**What the task requires**
Without the pictures, can you quote each line below exactly?
────
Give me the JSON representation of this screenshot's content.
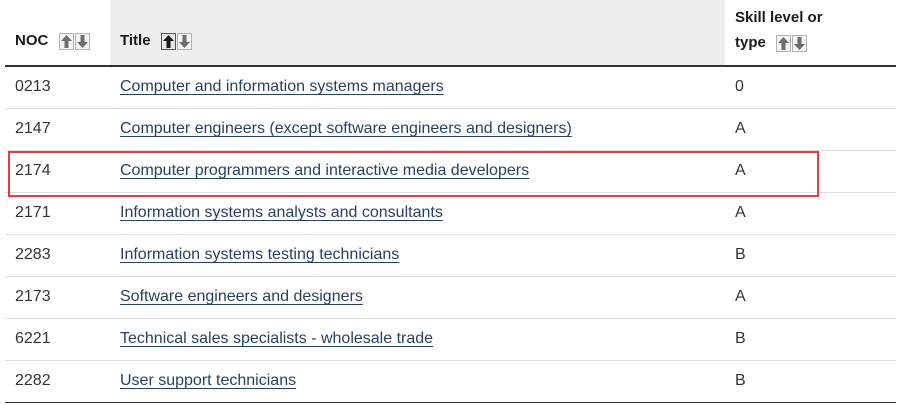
{
  "header": {
    "noc_label": "NOC",
    "title_label": "Title",
    "skill_label_line1": "Skill level or",
    "skill_label_line2": "type"
  },
  "sort_icons": {
    "up": "arrow-up-icon",
    "down": "arrow-down-icon",
    "active_column": "title",
    "active_direction": "ascending"
  },
  "rows": [
    {
      "noc": "0213",
      "title": "Computer and information systems managers",
      "skill": "0"
    },
    {
      "noc": "2147",
      "title": "Computer engineers (except software engineers and designers)",
      "skill": "A"
    },
    {
      "noc": "2174",
      "title": "Computer programmers and interactive media developers",
      "skill": "A"
    },
    {
      "noc": "2171",
      "title": "Information systems analysts and consultants",
      "skill": "A"
    },
    {
      "noc": "2283",
      "title": "Information systems testing technicians",
      "skill": "B"
    },
    {
      "noc": "2173",
      "title": "Software engineers and designers",
      "skill": "A"
    },
    {
      "noc": "6221",
      "title": "Technical sales specialists - wholesale trade",
      "skill": "B"
    },
    {
      "noc": "2282",
      "title": "User support technicians",
      "skill": "B"
    }
  ],
  "highlighted_row": 2,
  "colors": {
    "link": "#284162",
    "highlight_border": "#e04049",
    "header_active_bg": "#eeeeee"
  }
}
────
**Written solution**
Give me the JSON representation of this screenshot's content.
{
  "header": {
    "noc_label": "NOC",
    "title_label": "Title",
    "skill_label_line1": "Skill level or",
    "skill_label_line2": "type"
  },
  "sort_icons": {
    "up": "arrow-up-icon",
    "down": "arrow-down-icon",
    "active_column": "title",
    "active_direction": "ascending"
  },
  "rows": [
    {
      "noc": "0213",
      "title": "Computer and information systems managers",
      "skill": "0"
    },
    {
      "noc": "2147",
      "title": "Computer engineers (except software engineers and designers)",
      "skill": "A"
    },
    {
      "noc": "2174",
      "title": "Computer programmers and interactive media developers",
      "skill": "A"
    },
    {
      "noc": "2171",
      "title": "Information systems analysts and consultants",
      "skill": "A"
    },
    {
      "noc": "2283",
      "title": "Information systems testing technicians",
      "skill": "B"
    },
    {
      "noc": "2173",
      "title": "Software engineers and designers",
      "skill": "A"
    },
    {
      "noc": "6221",
      "title": "Technical sales specialists - wholesale trade",
      "skill": "B"
    },
    {
      "noc": "2282",
      "title": "User support technicians",
      "skill": "B"
    }
  ],
  "highlighted_row": 2,
  "colors": {
    "link": "#284162",
    "highlight_border": "#e04049",
    "header_active_bg": "#eeeeee"
  }
}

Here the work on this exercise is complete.